### EXERCISE OBJECTIVE
Your task is to repeat the entries word for word while leaving out the pictures.

### EXERCISE INPUTS

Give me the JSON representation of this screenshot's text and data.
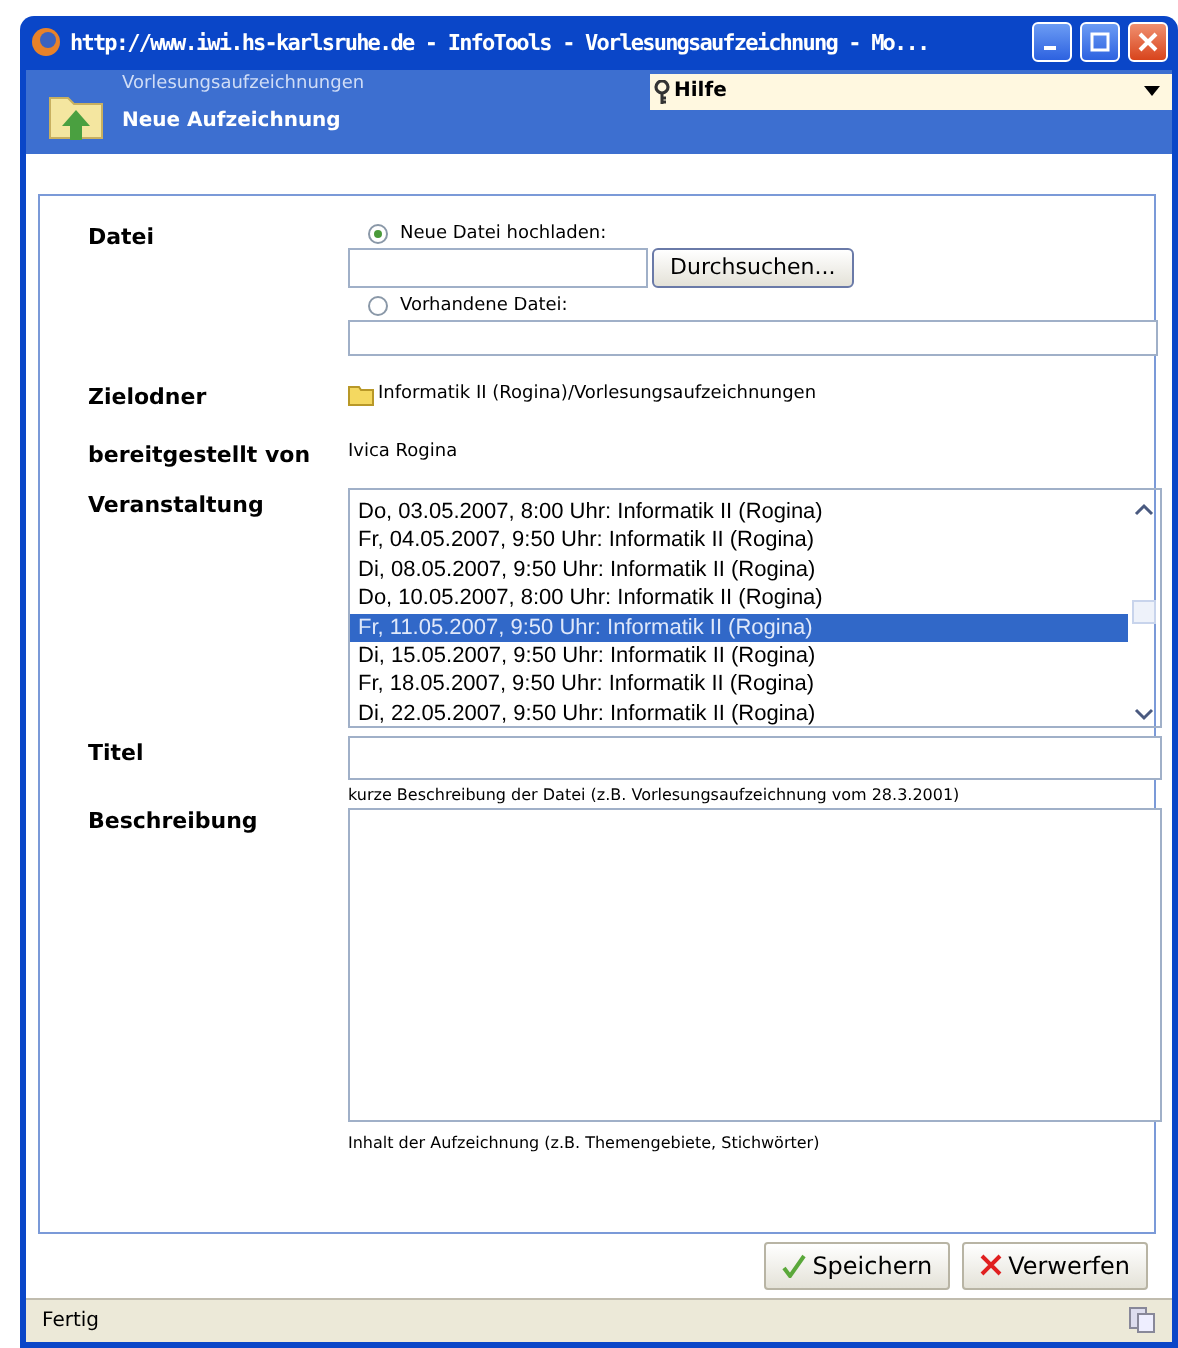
{
  "window": {
    "title": "http://www.iwi.hs-karlsruhe.de - InfoTools - Vorlesungsaufzeichnung - Mo..."
  },
  "header": {
    "breadcrumb": "Vorlesungsaufzeichnungen",
    "heading": "Neue Aufzeichnung",
    "help": "Hilfe"
  },
  "form": {
    "file": {
      "label": "Datei",
      "options": [
        {
          "label": "Neue Datei hochladen:",
          "selected": true,
          "kind": "upload"
        },
        {
          "label": "Vorhandene Datei:",
          "selected": false,
          "kind": "text"
        }
      ],
      "browse_button": "Durchsuchen..."
    },
    "target_folder": {
      "label": "Zielodner",
      "value": "Informatik II (Rogina)/Vorlesungsaufzeichnungen"
    },
    "provided_by": {
      "label": "bereitgestellt von",
      "value": "Ivica Rogina"
    },
    "event": {
      "label": "Veranstaltung",
      "items": [
        {
          "label": "Do, 03.05.2007, 8:00 Uhr: Informatik II (Rogina)",
          "selected": false
        },
        {
          "label": "Fr, 04.05.2007, 9:50 Uhr: Informatik II (Rogina)",
          "selected": false
        },
        {
          "label": "Di, 08.05.2007, 9:50 Uhr: Informatik II (Rogina)",
          "selected": false
        },
        {
          "label": "Do, 10.05.2007, 8:00 Uhr: Informatik II (Rogina)",
          "selected": false
        },
        {
          "label": "Fr, 11.05.2007, 9:50 Uhr: Informatik II (Rogina)",
          "selected": true
        },
        {
          "label": "Di, 15.05.2007, 9:50 Uhr: Informatik II (Rogina)",
          "selected": false
        },
        {
          "label": "Fr, 18.05.2007, 9:50 Uhr: Informatik II (Rogina)",
          "selected": false
        },
        {
          "label": "Di, 22.05.2007, 9:50 Uhr: Informatik II (Rogina)",
          "selected": false
        }
      ]
    },
    "title": {
      "label": "Titel",
      "hint": "kurze Beschreibung der Datei (z.B. Vorlesungsaufzeichnung vom 28.3.2001)"
    },
    "description": {
      "label": "Beschreibung",
      "hint": "Inhalt der Aufzeichnung (z.B. Themengebiete, Stichwörter)"
    }
  },
  "buttons": [
    {
      "label": "Speichern",
      "kind": "save"
    },
    {
      "label": "Verwerfen",
      "kind": "discard"
    }
  ],
  "status_bar": {
    "text": "Fertig"
  }
}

### FULL OUTPUT
Give me the JSON representation of this screenshot's text and data.
{
  "window": {
    "title": "http://www.iwi.hs-karlsruhe.de - InfoTools - Vorlesungsaufzeichnung - Mo..."
  },
  "header": {
    "breadcrumb": "Vorlesungsaufzeichnungen",
    "heading": "Neue Aufzeichnung",
    "help": "Hilfe"
  },
  "form": {
    "file": {
      "label": "Datei",
      "options": [
        {
          "label": "Neue Datei hochladen:",
          "selected": true,
          "kind": "upload"
        },
        {
          "label": "Vorhandene Datei:",
          "selected": false,
          "kind": "text"
        }
      ],
      "browse_button": "Durchsuchen..."
    },
    "target_folder": {
      "label": "Zielodner",
      "value": "Informatik II (Rogina)/Vorlesungsaufzeichnungen"
    },
    "provided_by": {
      "label": "bereitgestellt von",
      "value": "Ivica Rogina"
    },
    "event": {
      "label": "Veranstaltung",
      "items": [
        {
          "label": "Do, 03.05.2007, 8:00 Uhr: Informatik II (Rogina)",
          "selected": false
        },
        {
          "label": "Fr, 04.05.2007, 9:50 Uhr: Informatik II (Rogina)",
          "selected": false
        },
        {
          "label": "Di, 08.05.2007, 9:50 Uhr: Informatik II (Rogina)",
          "selected": false
        },
        {
          "label": "Do, 10.05.2007, 8:00 Uhr: Informatik II (Rogina)",
          "selected": false
        },
        {
          "label": "Fr, 11.05.2007, 9:50 Uhr: Informatik II (Rogina)",
          "selected": true
        },
        {
          "label": "Di, 15.05.2007, 9:50 Uhr: Informatik II (Rogina)",
          "selected": false
        },
        {
          "label": "Fr, 18.05.2007, 9:50 Uhr: Informatik II (Rogina)",
          "selected": false
        },
        {
          "label": "Di, 22.05.2007, 9:50 Uhr: Informatik II (Rogina)",
          "selected": false
        }
      ]
    },
    "title": {
      "label": "Titel",
      "hint": "kurze Beschreibung der Datei (z.B. Vorlesungsaufzeichnung vom 28.3.2001)"
    },
    "description": {
      "label": "Beschreibung",
      "hint": "Inhalt der Aufzeichnung (z.B. Themengebiete, Stichwörter)"
    }
  },
  "buttons": [
    {
      "label": "Speichern",
      "kind": "save"
    },
    {
      "label": "Verwerfen",
      "kind": "discard"
    }
  ],
  "status_bar": {
    "text": "Fertig"
  }
}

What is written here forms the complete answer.